Element position data
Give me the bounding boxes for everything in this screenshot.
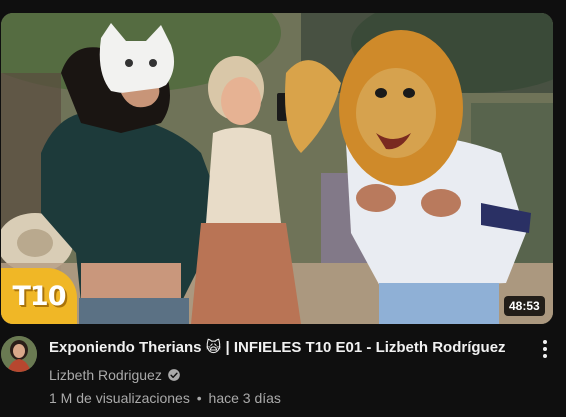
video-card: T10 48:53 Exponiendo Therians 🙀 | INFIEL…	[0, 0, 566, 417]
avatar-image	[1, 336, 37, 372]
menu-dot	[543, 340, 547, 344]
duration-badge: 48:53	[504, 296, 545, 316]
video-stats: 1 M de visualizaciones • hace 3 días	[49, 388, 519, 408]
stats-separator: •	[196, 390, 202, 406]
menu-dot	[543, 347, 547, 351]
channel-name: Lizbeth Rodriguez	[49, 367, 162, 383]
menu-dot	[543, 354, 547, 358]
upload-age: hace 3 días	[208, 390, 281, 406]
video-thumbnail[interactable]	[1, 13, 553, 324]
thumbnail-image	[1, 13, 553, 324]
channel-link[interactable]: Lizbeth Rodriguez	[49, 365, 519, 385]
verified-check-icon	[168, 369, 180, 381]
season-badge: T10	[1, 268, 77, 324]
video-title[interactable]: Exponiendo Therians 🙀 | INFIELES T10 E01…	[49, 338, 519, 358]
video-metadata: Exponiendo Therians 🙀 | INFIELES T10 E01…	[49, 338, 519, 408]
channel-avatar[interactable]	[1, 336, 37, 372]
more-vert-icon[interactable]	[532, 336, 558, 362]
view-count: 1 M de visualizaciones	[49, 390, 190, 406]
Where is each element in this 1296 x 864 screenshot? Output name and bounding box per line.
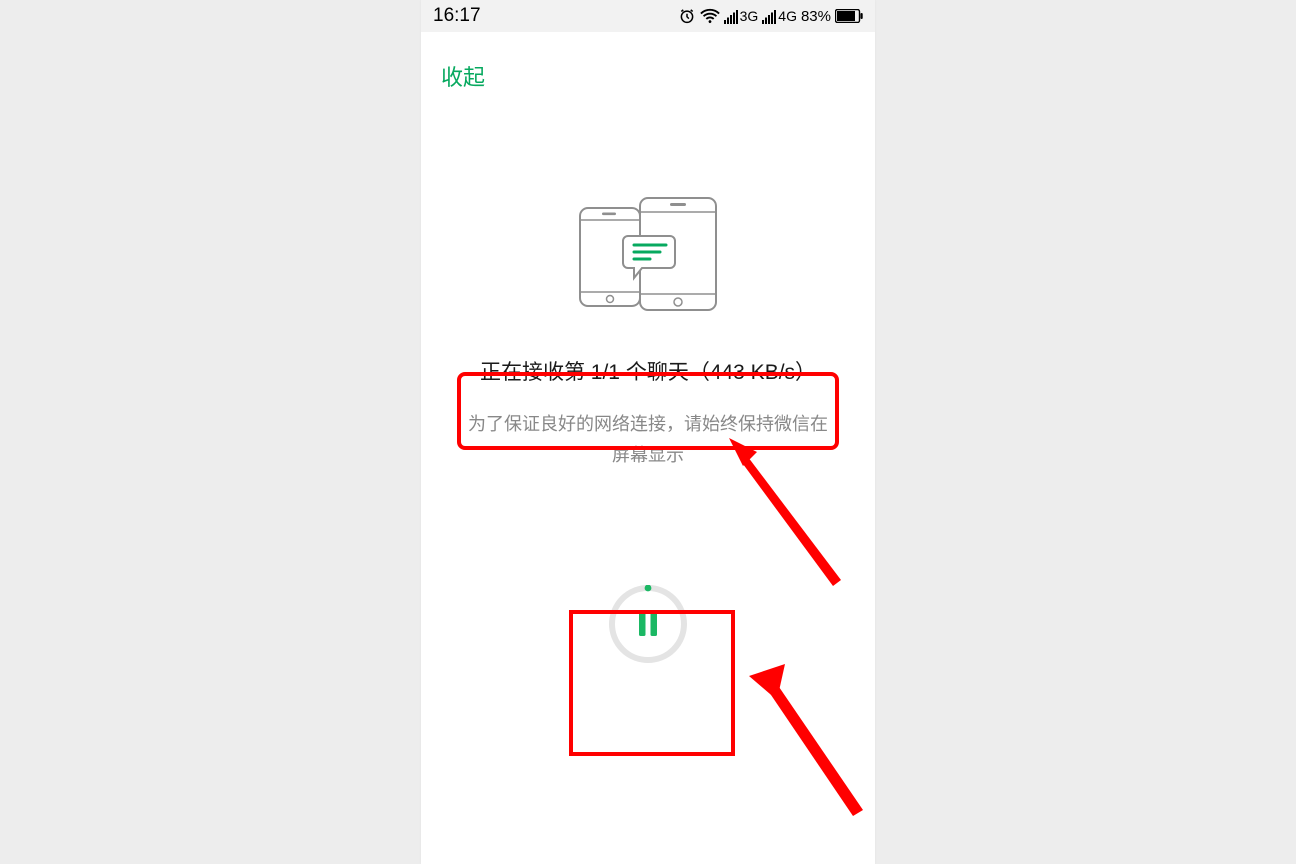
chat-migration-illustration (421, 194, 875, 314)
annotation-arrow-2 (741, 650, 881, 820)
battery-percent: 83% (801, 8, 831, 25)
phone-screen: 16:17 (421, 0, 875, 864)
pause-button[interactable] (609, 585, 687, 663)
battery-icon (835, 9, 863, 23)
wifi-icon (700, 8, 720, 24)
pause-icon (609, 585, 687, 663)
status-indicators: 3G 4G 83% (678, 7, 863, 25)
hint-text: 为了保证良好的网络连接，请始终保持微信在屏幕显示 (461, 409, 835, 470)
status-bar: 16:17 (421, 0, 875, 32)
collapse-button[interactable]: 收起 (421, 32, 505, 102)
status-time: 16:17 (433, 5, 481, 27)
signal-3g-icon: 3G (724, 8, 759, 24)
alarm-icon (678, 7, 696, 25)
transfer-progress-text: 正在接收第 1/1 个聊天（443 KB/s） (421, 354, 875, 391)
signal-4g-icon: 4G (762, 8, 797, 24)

What this task involves:
Can you copy word for word the lines of the records, starting with the line that contains "video-card: T10 48:53" and going on through the line that contains "347, 547, 351]", with nothing else?

The reply:
video-card: T10 48:53 Exponiendo Therians 🙀 | INFIEL…	[0, 0, 566, 417]
avatar-image	[1, 336, 37, 372]
menu-dot	[543, 340, 547, 344]
duration-badge: 48:53	[504, 296, 545, 316]
video-stats: 1 M de visualizaciones • hace 3 días	[49, 388, 519, 408]
stats-separator: •	[196, 390, 202, 406]
menu-dot	[543, 347, 547, 351]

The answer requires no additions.